> **Task details**: Restate the full set of records exactly, without adding or dropping a word.

— START Provided data —

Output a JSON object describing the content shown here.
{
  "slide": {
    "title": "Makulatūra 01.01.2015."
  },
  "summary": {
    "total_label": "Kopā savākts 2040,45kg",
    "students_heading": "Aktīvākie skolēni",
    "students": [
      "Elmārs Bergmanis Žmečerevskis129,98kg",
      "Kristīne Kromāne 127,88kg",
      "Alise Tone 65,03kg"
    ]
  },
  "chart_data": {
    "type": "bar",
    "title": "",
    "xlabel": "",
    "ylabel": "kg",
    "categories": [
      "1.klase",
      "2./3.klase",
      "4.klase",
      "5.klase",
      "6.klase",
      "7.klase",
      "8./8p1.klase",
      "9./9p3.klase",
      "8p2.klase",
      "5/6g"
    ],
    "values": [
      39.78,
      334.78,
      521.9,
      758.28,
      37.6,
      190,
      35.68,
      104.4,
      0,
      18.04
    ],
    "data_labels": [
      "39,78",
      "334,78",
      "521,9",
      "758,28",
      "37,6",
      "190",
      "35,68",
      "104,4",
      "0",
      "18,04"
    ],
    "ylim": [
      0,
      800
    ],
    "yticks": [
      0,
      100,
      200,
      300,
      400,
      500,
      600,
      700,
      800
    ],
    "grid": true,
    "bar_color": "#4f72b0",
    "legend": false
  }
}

— END Provided data —

> **Task result**:
Output a JSON object describing the content shown here.
{
  "slide": {
    "title": "Makulatūra 01.01.2015."
  },
  "summary": {
    "total_label": "Kopā savākts 2040,45kg",
    "students_heading": "Aktīvākie skolēni",
    "students": [
      "Elmārs Bergmanis Žmečerevskis129,98kg",
      "Kristīne Kromāne 127,88kg",
      "Alise Tone 65,03kg"
    ]
  },
  "chart_data": {
    "type": "bar",
    "title": "",
    "xlabel": "",
    "ylabel": "kg",
    "categories": [
      "1.klase",
      "2./3.klase",
      "4.klase",
      "5.klase",
      "6.klase",
      "7.klase",
      "8./8p1.klase",
      "9./9p3.klase",
      "8p2.klase",
      "5/6g"
    ],
    "values": [
      39.78,
      334.78,
      521.9,
      758.28,
      37.6,
      190,
      35.68,
      104.4,
      0,
      18.04
    ],
    "data_labels": [
      "39,78",
      "334,78",
      "521,9",
      "758,28",
      "37,6",
      "190",
      "35,68",
      "104,4",
      "0",
      "18,04"
    ],
    "ylim": [
      0,
      800
    ],
    "yticks": [
      0,
      100,
      200,
      300,
      400,
      500,
      600,
      700,
      800
    ],
    "grid": true,
    "bar_color": "#4f72b0",
    "legend": false
  }
}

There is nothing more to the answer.